▶ WRITTEN EXERCISE
Reproduce every line of the listing below verbatim, leaving out the picture.

___ DATA TO USE

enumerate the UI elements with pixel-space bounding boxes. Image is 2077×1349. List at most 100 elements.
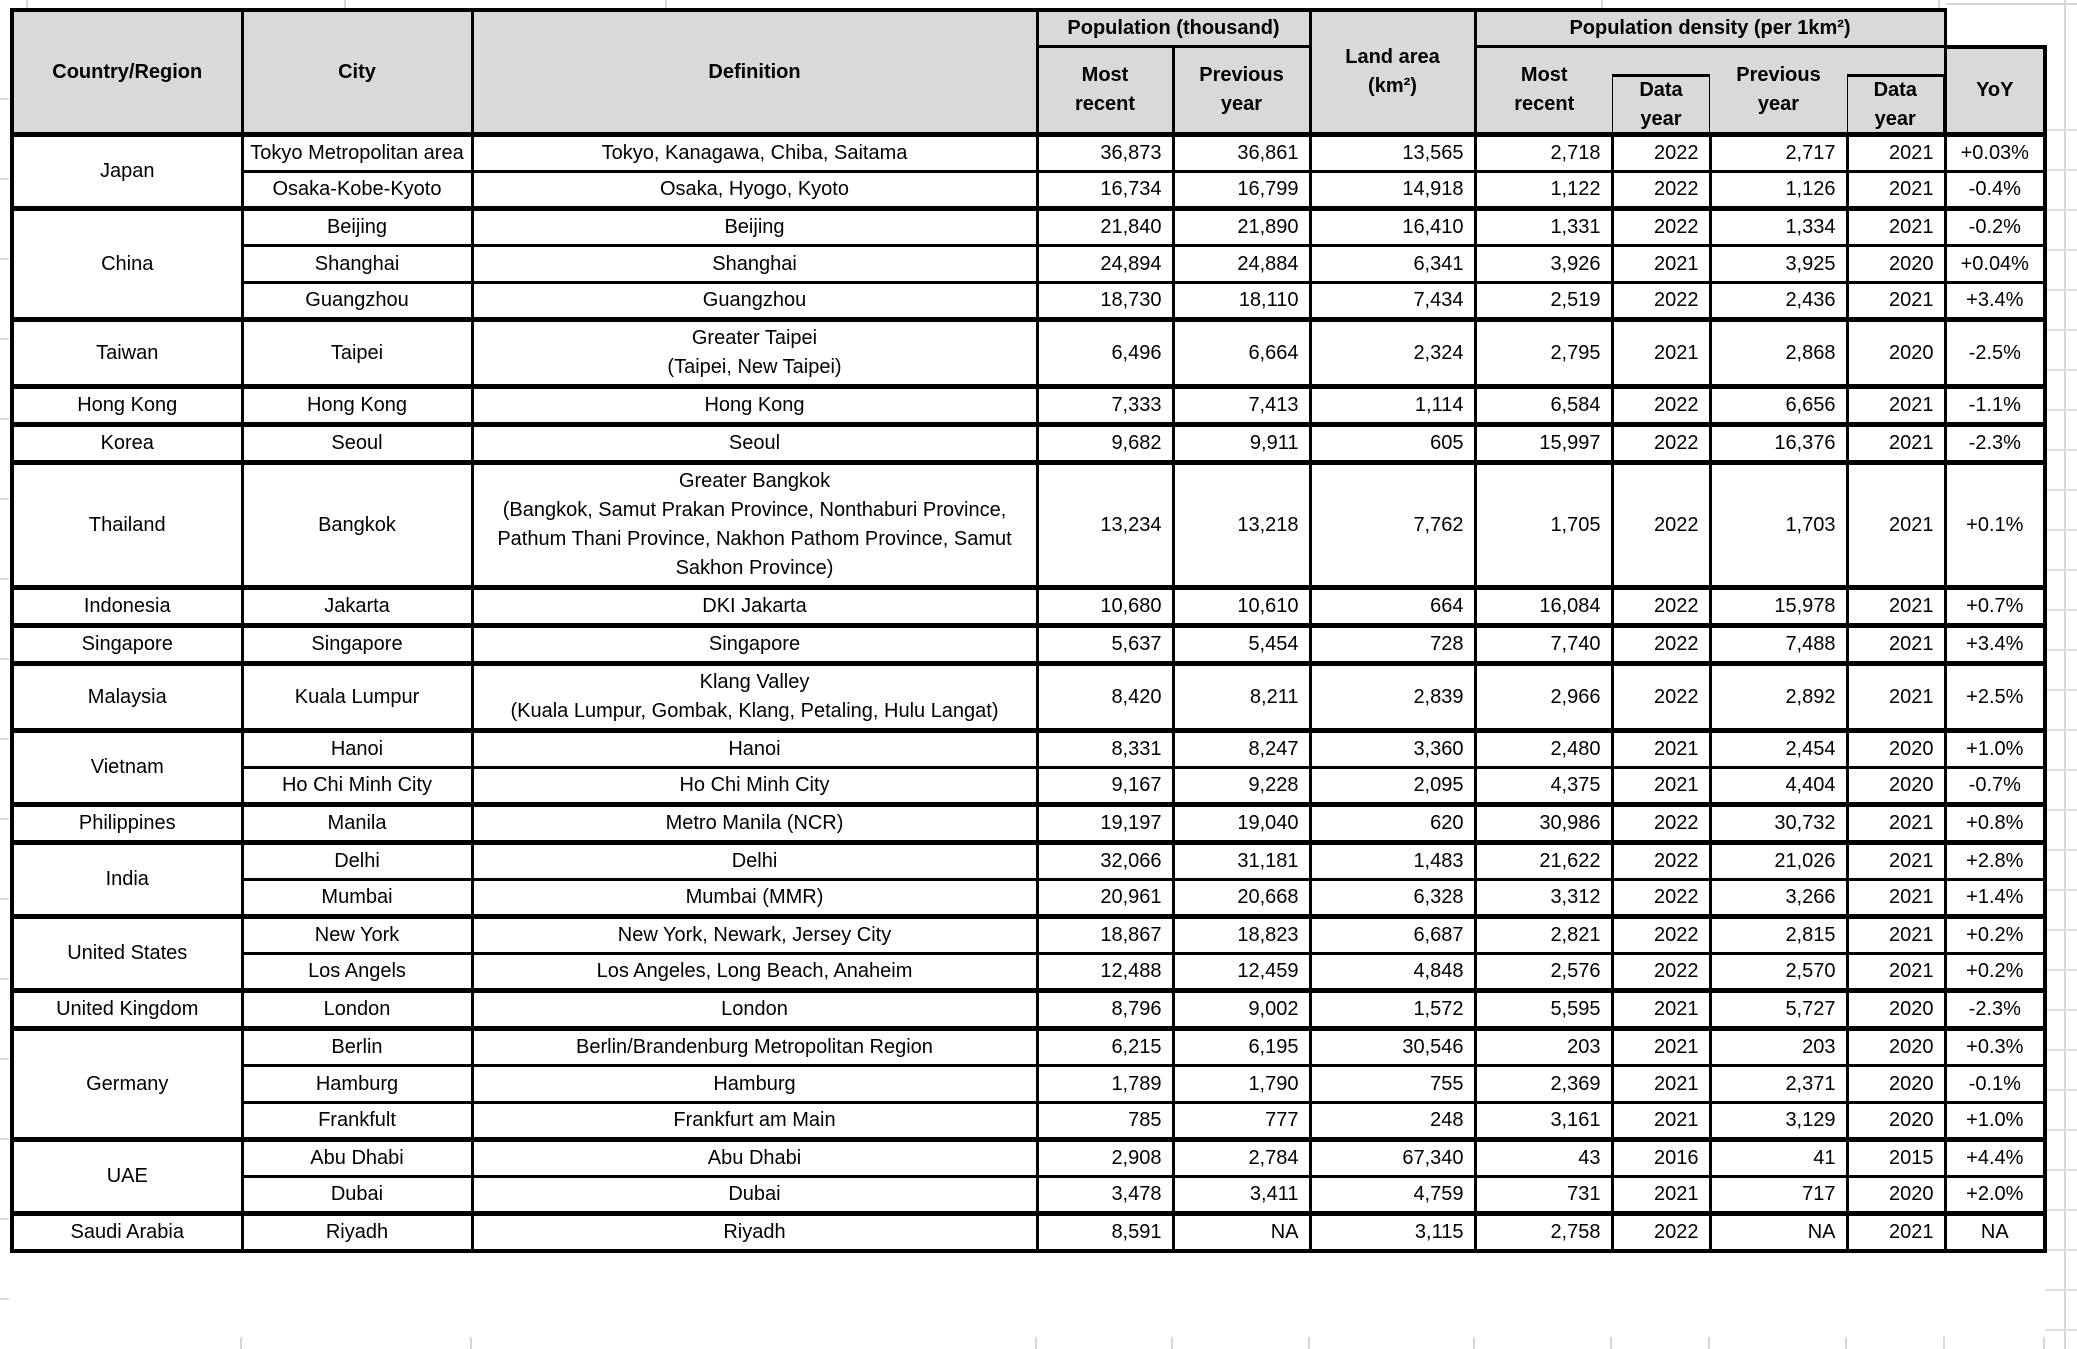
column-group-population: Population (thousand) [1035, 8, 1312, 48]
city-cell: Dubai [240, 1175, 474, 1215]
land-area-cell: 728 [1308, 623, 1477, 665]
definition-cell: Metro Manila (NCR) [470, 802, 1039, 844]
density-most-recent-cell: 731 [1473, 1175, 1614, 1215]
yoy-cell: -2.3% [1943, 988, 2048, 1030]
yoy-cell: +2.8% [1943, 840, 2048, 881]
yoy-cell: +4.4% [1943, 1137, 2048, 1178]
excel-gridline [1171, 1337, 1173, 1349]
density-most-recent-cell: 1,331 [1473, 206, 1614, 247]
yoy-cell: +2.0% [1943, 1175, 2048, 1215]
population-most-recent-cell: 5,637 [1035, 623, 1175, 665]
city-cell: Berlin [240, 1026, 474, 1067]
city-cell: Singapore [240, 623, 474, 665]
city-cell: Hamburg [240, 1064, 474, 1104]
population-most-recent-cell: 13,234 [1035, 460, 1175, 589]
land-area-cell: 6,328 [1308, 878, 1477, 918]
yoy-cell: +1.0% [1943, 728, 2048, 769]
land-area-cell: 6,341 [1308, 244, 1477, 284]
density-data-year-cell: 2021 [1610, 1026, 1712, 1067]
density-data-year-cell: 2022 [1610, 1211, 1712, 1253]
density-data-year-cell: 2022 [1610, 460, 1712, 589]
definition-cell: Tokyo, Kanagawa, Chiba, Saitama [470, 132, 1039, 173]
density-previous-year-cell: 15,978 [1708, 585, 1849, 627]
column-group-population-density: Population density (per 1km²) [1473, 8, 1947, 48]
population-most-recent-cell: 21,840 [1035, 206, 1175, 247]
definition-cell: New York, Newark, Jersey City [470, 914, 1039, 955]
density-data-year-cell: 2022 [1610, 623, 1712, 665]
density-data-year-cell: 2021 [1845, 585, 1947, 627]
density-most-recent-cell: 6,584 [1473, 384, 1614, 426]
density-most-recent-cell: 2,718 [1473, 132, 1614, 173]
city-cell: Beijing [240, 206, 474, 247]
column-header-pop-most-recent: Most recent [1035, 45, 1175, 137]
density-previous-year-cell: 2,717 [1708, 132, 1849, 173]
country-cell: Vietnam [10, 728, 244, 806]
city-cell: Los Angels [240, 952, 474, 992]
density-data-year-cell: 2021 [1610, 317, 1712, 388]
density-most-recent-cell: 3,926 [1473, 244, 1614, 284]
density-data-year-cell: 2020 [1845, 1064, 1947, 1104]
population-previous-year-cell: 1,790 [1171, 1064, 1312, 1104]
definition-cell: Osaka, Hyogo, Kyoto [470, 170, 1039, 210]
city-cell: Mumbai [240, 878, 474, 918]
country-cell: Hong Kong [10, 384, 244, 426]
population-most-recent-cell: 9,682 [1035, 422, 1175, 464]
density-most-recent-cell: 1,705 [1473, 460, 1614, 589]
yoy-cell: +0.03% [1943, 132, 2048, 173]
population-most-recent-cell: 6,496 [1035, 317, 1175, 388]
population-previous-year-cell: 8,247 [1171, 728, 1312, 769]
city-cell: Osaka-Kobe-Kyoto [240, 170, 474, 210]
density-most-recent-cell: 5,595 [1473, 988, 1614, 1030]
excel-gridline [1035, 1337, 1037, 1349]
population-previous-year-cell: 10,610 [1171, 585, 1312, 627]
density-data-year-cell: 2021 [1845, 1211, 1947, 1253]
land-area-cell: 605 [1308, 422, 1477, 464]
density-data-year-cell: 2022 [1610, 422, 1712, 464]
density-most-recent-cell: 3,312 [1473, 878, 1614, 918]
definition-cell: Beijing [470, 206, 1039, 247]
land-area-cell: 30,546 [1308, 1026, 1477, 1067]
definition-cell: Greater Taipei (Taipei, New Taipei) [470, 317, 1039, 388]
density-data-year-cell: 2020 [1845, 728, 1947, 769]
density-previous-year-cell: 2,454 [1708, 728, 1849, 769]
city-cell: Kuala Lumpur [240, 661, 474, 732]
population-previous-year-cell: 5,454 [1171, 623, 1312, 665]
yoy-cell: +3.4% [1943, 623, 2048, 665]
density-most-recent-cell: 2,758 [1473, 1211, 1614, 1253]
country-cell: United Kingdom [10, 988, 244, 1030]
density-data-year-cell: 2021 [1845, 206, 1947, 247]
population-most-recent-cell: 9,167 [1035, 766, 1175, 806]
excel-gridline [344, 0, 346, 8]
density-data-year-cell: 2021 [1845, 802, 1947, 844]
density-data-year-cell: 2020 [1845, 1175, 1947, 1215]
city-population-table: Country/Region City Definition Populatio… [10, 8, 2048, 1253]
density-data-year-cell: 2021 [1845, 170, 1947, 210]
data-year-inset-box: Data year [1612, 74, 1710, 131]
yoy-cell: -0.1% [1943, 1064, 2048, 1104]
table-row: Korea Seoul Seoul 9,682 9,911 605 15,997 2022 16… [10, 422, 2048, 464]
density-data-year-cell: 2021 [1845, 840, 1947, 881]
excel-gridline [1601, 0, 1603, 8]
yoy-cell: +0.7% [1943, 585, 2048, 627]
land-area-cell: 2,095 [1308, 766, 1477, 806]
population-most-recent-cell: 24,894 [1035, 244, 1175, 284]
population-previous-year-cell: 12,459 [1171, 952, 1312, 992]
yoy-cell: -1.1% [1943, 384, 2048, 426]
density-previous-year-cell: NA [1708, 1211, 1849, 1253]
yoy-cell: +3.4% [1943, 281, 2048, 321]
yoy-cell: -2.5% [1943, 317, 2048, 388]
density-data-year-cell: 2022 [1610, 585, 1712, 627]
density-previous-year-cell: 717 [1708, 1175, 1849, 1215]
country-cell: Korea [10, 422, 244, 464]
definition-cell: Ho Chi Minh City [470, 766, 1039, 806]
definition-cell: Hamburg [470, 1064, 1039, 1104]
data-year-inset-box: Data year [1847, 74, 1946, 131]
density-previous-year-cell: 21,026 [1708, 840, 1849, 881]
yoy-cell: -2.3% [1943, 422, 2048, 464]
empty-corner-cell [1945, 10, 2046, 47]
city-cell: Riyadh [240, 1211, 474, 1253]
population-most-recent-cell: 18,730 [1035, 281, 1175, 321]
population-previous-year-cell: 19,040 [1171, 802, 1312, 844]
city-cell: Seoul [240, 422, 474, 464]
table-row: Hong Kong Hong Kong Hong Kong 7,333 7,413 1,1… [10, 384, 2048, 426]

______

▶ OUTPUT FOR THIS EXERCISE
enumerate the UI elements with pixel-space bounding boxes. Image is 2077×1349. List at most 100 elements.
column-group-population: Population (thousand) [1035, 8, 1312, 48]
city-cell: Dubai [240, 1175, 474, 1215]
land-area-cell: 728 [1308, 623, 1477, 665]
definition-cell: Metro Manila (NCR) [470, 802, 1039, 844]
density-most-recent-cell: 731 [1473, 1175, 1614, 1215]
yoy-cell: -2.3% [1943, 988, 2048, 1030]
yoy-cell: +2.8% [1943, 840, 2048, 881]
yoy-cell: +4.4% [1943, 1137, 2048, 1178]
excel-gridline [1171, 1337, 1173, 1349]
density-most-recent-cell: 1,331 [1473, 206, 1614, 247]
yoy-cell: +2.0% [1943, 1175, 2048, 1215]
population-most-recent-cell: 5,637 [1035, 623, 1175, 665]
city-cell: Berlin [240, 1026, 474, 1067]
city-cell: Singapore [240, 623, 474, 665]
city-cell: Hamburg [240, 1064, 474, 1104]
population-most-recent-cell: 13,234 [1035, 460, 1175, 589]
land-area-cell: 6,328 [1308, 878, 1477, 918]
yoy-cell: +1.0% [1943, 728, 2048, 769]
land-area-cell: 6,341 [1308, 244, 1477, 284]
density-data-year-cell: 2021 [1610, 1026, 1712, 1067]
density-data-year-cell: 2022 [1610, 1211, 1712, 1253]
density-data-year-cell: 2022 [1610, 460, 1712, 589]
definition-cell: Tokyo, Kanagawa, Chiba, Saitama [470, 132, 1039, 173]
density-previous-year-cell: 15,978 [1708, 585, 1849, 627]
column-group-population-density: Population density (per 1km²) [1473, 8, 1947, 48]
population-most-recent-cell: 21,840 [1035, 206, 1175, 247]
definition-cell: New York, Newark, Jersey City [470, 914, 1039, 955]
density-data-year-cell: 2022 [1610, 623, 1712, 665]
density-data-year-cell: 2021 [1845, 585, 1947, 627]
density-most-recent-cell: 6,584 [1473, 384, 1614, 426]
density-most-recent-cell: 2,718 [1473, 132, 1614, 173]
city-cell: Beijing [240, 206, 474, 247]
column-header-pop-most-recent: Most recent [1035, 45, 1175, 137]
density-previous-year-cell: 2,717 [1708, 132, 1849, 173]
country-cell: Vietnam [10, 728, 244, 806]
city-cell: Los Angels [240, 952, 474, 992]
density-data-year-cell: 2021 [1610, 317, 1712, 388]
density-most-recent-cell: 3,926 [1473, 244, 1614, 284]
density-data-year-cell: 2020 [1845, 1064, 1947, 1104]
population-previous-year-cell: 1,790 [1171, 1064, 1312, 1104]
definition-cell: Osaka, Hyogo, Kyoto [470, 170, 1039, 210]
city-cell: Mumbai [240, 878, 474, 918]
country-cell: Hong Kong [10, 384, 244, 426]
population-most-recent-cell: 9,682 [1035, 422, 1175, 464]
density-most-recent-cell: 1,705 [1473, 460, 1614, 589]
yoy-cell: +0.03% [1943, 132, 2048, 173]
population-most-recent-cell: 6,496 [1035, 317, 1175, 388]
population-previous-year-cell: 8,247 [1171, 728, 1312, 769]
city-cell: Osaka-Kobe-Kyoto [240, 170, 474, 210]
density-most-recent-cell: 5,595 [1473, 988, 1614, 1030]
excel-gridline [1035, 1337, 1037, 1349]
population-previous-year-cell: 10,610 [1171, 585, 1312, 627]
density-data-year-cell: 2021 [1845, 1211, 1947, 1253]
land-area-cell: 605 [1308, 422, 1477, 464]
density-data-year-cell: 2022 [1610, 422, 1712, 464]
density-most-recent-cell: 3,312 [1473, 878, 1614, 918]
definition-cell: Beijing [470, 206, 1039, 247]
land-area-cell: 30,546 [1308, 1026, 1477, 1067]
definition-cell: Greater Taipei (Taipei, New Taipei) [470, 317, 1039, 388]
density-data-year-cell: 2020 [1845, 728, 1947, 769]
density-previous-year-cell: 2,454 [1708, 728, 1849, 769]
city-cell: Kuala Lumpur [240, 661, 474, 732]
population-previous-year-cell: 5,454 [1171, 623, 1312, 665]
yoy-cell: +3.4% [1943, 623, 2048, 665]
density-most-recent-cell: 2,758 [1473, 1211, 1614, 1253]
country-cell: United Kingdom [10, 988, 244, 1030]
density-data-year-cell: 2021 [1845, 206, 1947, 247]
population-most-recent-cell: 9,167 [1035, 766, 1175, 806]
excel-gridline [344, 0, 346, 8]
density-data-year-cell: 2021 [1845, 802, 1947, 844]
density-data-year-cell: 2020 [1845, 1175, 1947, 1215]
city-population-table: Country/Region City Definition Populatio… [10, 8, 2048, 1253]
density-data-year-cell: 2021 [1845, 170, 1947, 210]
data-year-inset-box: Data year [1612, 74, 1710, 131]
yoy-cell: -0.1% [1943, 1064, 2048, 1104]
table-row: Korea Seoul Seoul 9,682 9,911 605 15,997 2022 16… [10, 422, 2048, 464]
density-data-year-cell: 2021 [1845, 840, 1947, 881]
excel-gridline [1601, 0, 1603, 8]
yoy-cell: +0.7% [1943, 585, 2048, 627]
land-area-cell: 2,095 [1308, 766, 1477, 806]
population-most-recent-cell: 24,894 [1035, 244, 1175, 284]
population-previous-year-cell: 12,459 [1171, 952, 1312, 992]
yoy-cell: -1.1% [1943, 384, 2048, 426]
density-previous-year-cell: NA [1708, 1211, 1849, 1253]
yoy-cell: +3.4% [1943, 281, 2048, 321]
yoy-cell: -2.5% [1943, 317, 2048, 388]
density-data-year-cell: 2022 [1610, 585, 1712, 627]
density-previous-year-cell: 717 [1708, 1175, 1849, 1215]
country-cell: Korea [10, 422, 244, 464]
definition-cell: Ho Chi Minh City [470, 766, 1039, 806]
definition-cell: Hamburg [470, 1064, 1039, 1104]
data-year-inset-box: Data year [1847, 74, 1946, 131]
density-previous-year-cell: 21,026 [1708, 840, 1849, 881]
yoy-cell: -2.3% [1943, 422, 2048, 464]
empty-corner-cell [1945, 10, 2046, 47]
city-cell: Riyadh [240, 1211, 474, 1253]
population-most-recent-cell: 18,730 [1035, 281, 1175, 321]
population-previous-year-cell: 19,040 [1171, 802, 1312, 844]
city-cell: Seoul [240, 422, 474, 464]
table-row: Hong Kong Hong Kong Hong Kong 7,333 7,413 1,1… [10, 384, 2048, 426]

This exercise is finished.